-- start of EXERCISE MATERIAL --

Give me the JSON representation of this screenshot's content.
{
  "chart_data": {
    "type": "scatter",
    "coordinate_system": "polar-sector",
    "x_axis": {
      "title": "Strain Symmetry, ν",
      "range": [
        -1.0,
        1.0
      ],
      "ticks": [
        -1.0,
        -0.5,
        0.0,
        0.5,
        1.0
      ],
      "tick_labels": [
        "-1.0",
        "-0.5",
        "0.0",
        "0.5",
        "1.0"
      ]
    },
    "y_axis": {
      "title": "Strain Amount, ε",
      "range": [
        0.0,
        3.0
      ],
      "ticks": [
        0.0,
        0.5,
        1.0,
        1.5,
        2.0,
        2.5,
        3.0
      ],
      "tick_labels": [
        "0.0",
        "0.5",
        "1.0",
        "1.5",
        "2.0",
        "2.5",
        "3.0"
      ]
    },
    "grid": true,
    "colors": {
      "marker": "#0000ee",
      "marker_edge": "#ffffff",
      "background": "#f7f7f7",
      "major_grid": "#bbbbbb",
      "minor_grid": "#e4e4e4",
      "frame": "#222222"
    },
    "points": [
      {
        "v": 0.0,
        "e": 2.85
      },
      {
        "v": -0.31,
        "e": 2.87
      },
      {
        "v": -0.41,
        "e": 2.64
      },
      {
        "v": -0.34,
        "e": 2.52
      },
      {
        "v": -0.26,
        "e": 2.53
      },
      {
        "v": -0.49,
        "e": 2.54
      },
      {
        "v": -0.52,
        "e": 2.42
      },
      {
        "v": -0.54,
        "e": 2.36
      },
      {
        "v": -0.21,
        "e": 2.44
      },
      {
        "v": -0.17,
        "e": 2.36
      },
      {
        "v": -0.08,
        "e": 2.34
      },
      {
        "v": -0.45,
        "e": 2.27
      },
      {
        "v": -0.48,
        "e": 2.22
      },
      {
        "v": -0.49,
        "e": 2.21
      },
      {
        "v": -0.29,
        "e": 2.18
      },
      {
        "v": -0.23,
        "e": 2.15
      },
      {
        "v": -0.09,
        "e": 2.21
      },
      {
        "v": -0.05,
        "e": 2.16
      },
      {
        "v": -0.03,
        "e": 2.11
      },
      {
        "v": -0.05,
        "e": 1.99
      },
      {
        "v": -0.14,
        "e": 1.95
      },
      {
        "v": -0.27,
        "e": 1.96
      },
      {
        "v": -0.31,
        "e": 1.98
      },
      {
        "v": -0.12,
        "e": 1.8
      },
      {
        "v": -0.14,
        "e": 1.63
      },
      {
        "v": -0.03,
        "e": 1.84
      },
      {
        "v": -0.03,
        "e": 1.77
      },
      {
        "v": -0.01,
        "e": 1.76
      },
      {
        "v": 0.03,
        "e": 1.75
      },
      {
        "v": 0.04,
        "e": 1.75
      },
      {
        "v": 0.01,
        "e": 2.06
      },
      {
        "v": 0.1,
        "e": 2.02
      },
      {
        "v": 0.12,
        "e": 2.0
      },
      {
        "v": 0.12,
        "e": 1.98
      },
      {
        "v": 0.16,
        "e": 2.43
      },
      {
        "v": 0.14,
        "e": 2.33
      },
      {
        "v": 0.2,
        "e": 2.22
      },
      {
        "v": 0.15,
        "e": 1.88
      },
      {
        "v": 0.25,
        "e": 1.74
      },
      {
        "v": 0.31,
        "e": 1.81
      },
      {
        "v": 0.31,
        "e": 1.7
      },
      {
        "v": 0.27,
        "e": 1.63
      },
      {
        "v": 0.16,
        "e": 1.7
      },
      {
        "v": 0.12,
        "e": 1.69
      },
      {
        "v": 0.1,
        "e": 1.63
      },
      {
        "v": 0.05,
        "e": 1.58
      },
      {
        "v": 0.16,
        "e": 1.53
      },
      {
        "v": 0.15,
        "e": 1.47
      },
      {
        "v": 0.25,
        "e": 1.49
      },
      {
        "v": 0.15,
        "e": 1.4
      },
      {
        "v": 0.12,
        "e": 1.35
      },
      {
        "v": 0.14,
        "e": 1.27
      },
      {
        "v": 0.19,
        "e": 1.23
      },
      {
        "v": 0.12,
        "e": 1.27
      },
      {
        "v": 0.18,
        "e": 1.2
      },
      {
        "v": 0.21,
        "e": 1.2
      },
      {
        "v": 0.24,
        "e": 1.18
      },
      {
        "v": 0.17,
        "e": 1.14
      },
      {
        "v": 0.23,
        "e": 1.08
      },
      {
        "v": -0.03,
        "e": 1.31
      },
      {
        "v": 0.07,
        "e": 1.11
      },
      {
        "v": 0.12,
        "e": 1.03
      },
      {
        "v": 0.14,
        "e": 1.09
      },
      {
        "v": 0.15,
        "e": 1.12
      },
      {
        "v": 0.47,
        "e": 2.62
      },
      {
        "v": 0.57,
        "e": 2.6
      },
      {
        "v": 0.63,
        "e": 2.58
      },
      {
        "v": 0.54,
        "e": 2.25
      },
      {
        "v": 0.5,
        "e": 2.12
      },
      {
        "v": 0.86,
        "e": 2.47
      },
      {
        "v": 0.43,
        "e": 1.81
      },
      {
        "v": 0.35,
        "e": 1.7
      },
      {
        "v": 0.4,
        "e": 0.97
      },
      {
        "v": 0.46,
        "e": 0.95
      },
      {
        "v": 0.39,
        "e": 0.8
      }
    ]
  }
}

-- end of EXERCISE MATERIAL --

▶ _PROBLEM DESCRIPTION_: Extract the listing in its entirety, matching it exactly.

▶ _REPLY TO THE TASK_:
Give me the JSON representation of this screenshot's content.
{
  "chart_data": {
    "type": "scatter",
    "coordinate_system": "polar-sector",
    "x_axis": {
      "title": "Strain Symmetry, ν",
      "range": [
        -1.0,
        1.0
      ],
      "ticks": [
        -1.0,
        -0.5,
        0.0,
        0.5,
        1.0
      ],
      "tick_labels": [
        "-1.0",
        "-0.5",
        "0.0",
        "0.5",
        "1.0"
      ]
    },
    "y_axis": {
      "title": "Strain Amount, ε",
      "range": [
        0.0,
        3.0
      ],
      "ticks": [
        0.0,
        0.5,
        1.0,
        1.5,
        2.0,
        2.5,
        3.0
      ],
      "tick_labels": [
        "0.0",
        "0.5",
        "1.0",
        "1.5",
        "2.0",
        "2.5",
        "3.0"
      ]
    },
    "grid": true,
    "colors": {
      "marker": "#0000ee",
      "marker_edge": "#ffffff",
      "background": "#f7f7f7",
      "major_grid": "#bbbbbb",
      "minor_grid": "#e4e4e4",
      "frame": "#222222"
    },
    "points": [
      {
        "v": 0.0,
        "e": 2.85
      },
      {
        "v": -0.31,
        "e": 2.87
      },
      {
        "v": -0.41,
        "e": 2.64
      },
      {
        "v": -0.34,
        "e": 2.52
      },
      {
        "v": -0.26,
        "e": 2.53
      },
      {
        "v": -0.49,
        "e": 2.54
      },
      {
        "v": -0.52,
        "e": 2.42
      },
      {
        "v": -0.54,
        "e": 2.36
      },
      {
        "v": -0.21,
        "e": 2.44
      },
      {
        "v": -0.17,
        "e": 2.36
      },
      {
        "v": -0.08,
        "e": 2.34
      },
      {
        "v": -0.45,
        "e": 2.27
      },
      {
        "v": -0.48,
        "e": 2.22
      },
      {
        "v": -0.49,
        "e": 2.21
      },
      {
        "v": -0.29,
        "e": 2.18
      },
      {
        "v": -0.23,
        "e": 2.15
      },
      {
        "v": -0.09,
        "e": 2.21
      },
      {
        "v": -0.05,
        "e": 2.16
      },
      {
        "v": -0.03,
        "e": 2.11
      },
      {
        "v": -0.05,
        "e": 1.99
      },
      {
        "v": -0.14,
        "e": 1.95
      },
      {
        "v": -0.27,
        "e": 1.96
      },
      {
        "v": -0.31,
        "e": 1.98
      },
      {
        "v": -0.12,
        "e": 1.8
      },
      {
        "v": -0.14,
        "e": 1.63
      },
      {
        "v": -0.03,
        "e": 1.84
      },
      {
        "v": -0.03,
        "e": 1.77
      },
      {
        "v": -0.01,
        "e": 1.76
      },
      {
        "v": 0.03,
        "e": 1.75
      },
      {
        "v": 0.04,
        "e": 1.75
      },
      {
        "v": 0.01,
        "e": 2.06
      },
      {
        "v": 0.1,
        "e": 2.02
      },
      {
        "v": 0.12,
        "e": 2.0
      },
      {
        "v": 0.12,
        "e": 1.98
      },
      {
        "v": 0.16,
        "e": 2.43
      },
      {
        "v": 0.14,
        "e": 2.33
      },
      {
        "v": 0.2,
        "e": 2.22
      },
      {
        "v": 0.15,
        "e": 1.88
      },
      {
        "v": 0.25,
        "e": 1.74
      },
      {
        "v": 0.31,
        "e": 1.81
      },
      {
        "v": 0.31,
        "e": 1.7
      },
      {
        "v": 0.27,
        "e": 1.63
      },
      {
        "v": 0.16,
        "e": 1.7
      },
      {
        "v": 0.12,
        "e": 1.69
      },
      {
        "v": 0.1,
        "e": 1.63
      },
      {
        "v": 0.05,
        "e": 1.58
      },
      {
        "v": 0.16,
        "e": 1.53
      },
      {
        "v": 0.15,
        "e": 1.47
      },
      {
        "v": 0.25,
        "e": 1.49
      },
      {
        "v": 0.15,
        "e": 1.4
      },
      {
        "v": 0.12,
        "e": 1.35
      },
      {
        "v": 0.14,
        "e": 1.27
      },
      {
        "v": 0.19,
        "e": 1.23
      },
      {
        "v": 0.12,
        "e": 1.27
      },
      {
        "v": 0.18,
        "e": 1.2
      },
      {
        "v": 0.21,
        "e": 1.2
      },
      {
        "v": 0.24,
        "e": 1.18
      },
      {
        "v": 0.17,
        "e": 1.14
      },
      {
        "v": 0.23,
        "e": 1.08
      },
      {
        "v": -0.03,
        "e": 1.31
      },
      {
        "v": 0.07,
        "e": 1.11
      },
      {
        "v": 0.12,
        "e": 1.03
      },
      {
        "v": 0.14,
        "e": 1.09
      },
      {
        "v": 0.15,
        "e": 1.12
      },
      {
        "v": 0.47,
        "e": 2.62
      },
      {
        "v": 0.57,
        "e": 2.6
      },
      {
        "v": 0.63,
        "e": 2.58
      },
      {
        "v": 0.54,
        "e": 2.25
      },
      {
        "v": 0.5,
        "e": 2.12
      },
      {
        "v": 0.86,
        "e": 2.47
      },
      {
        "v": 0.43,
        "e": 1.81
      },
      {
        "v": 0.35,
        "e": 1.7
      },
      {
        "v": 0.4,
        "e": 0.97
      },
      {
        "v": 0.46,
        "e": 0.95
      },
      {
        "v": 0.39,
        "e": 0.8
      }
    ]
  }
}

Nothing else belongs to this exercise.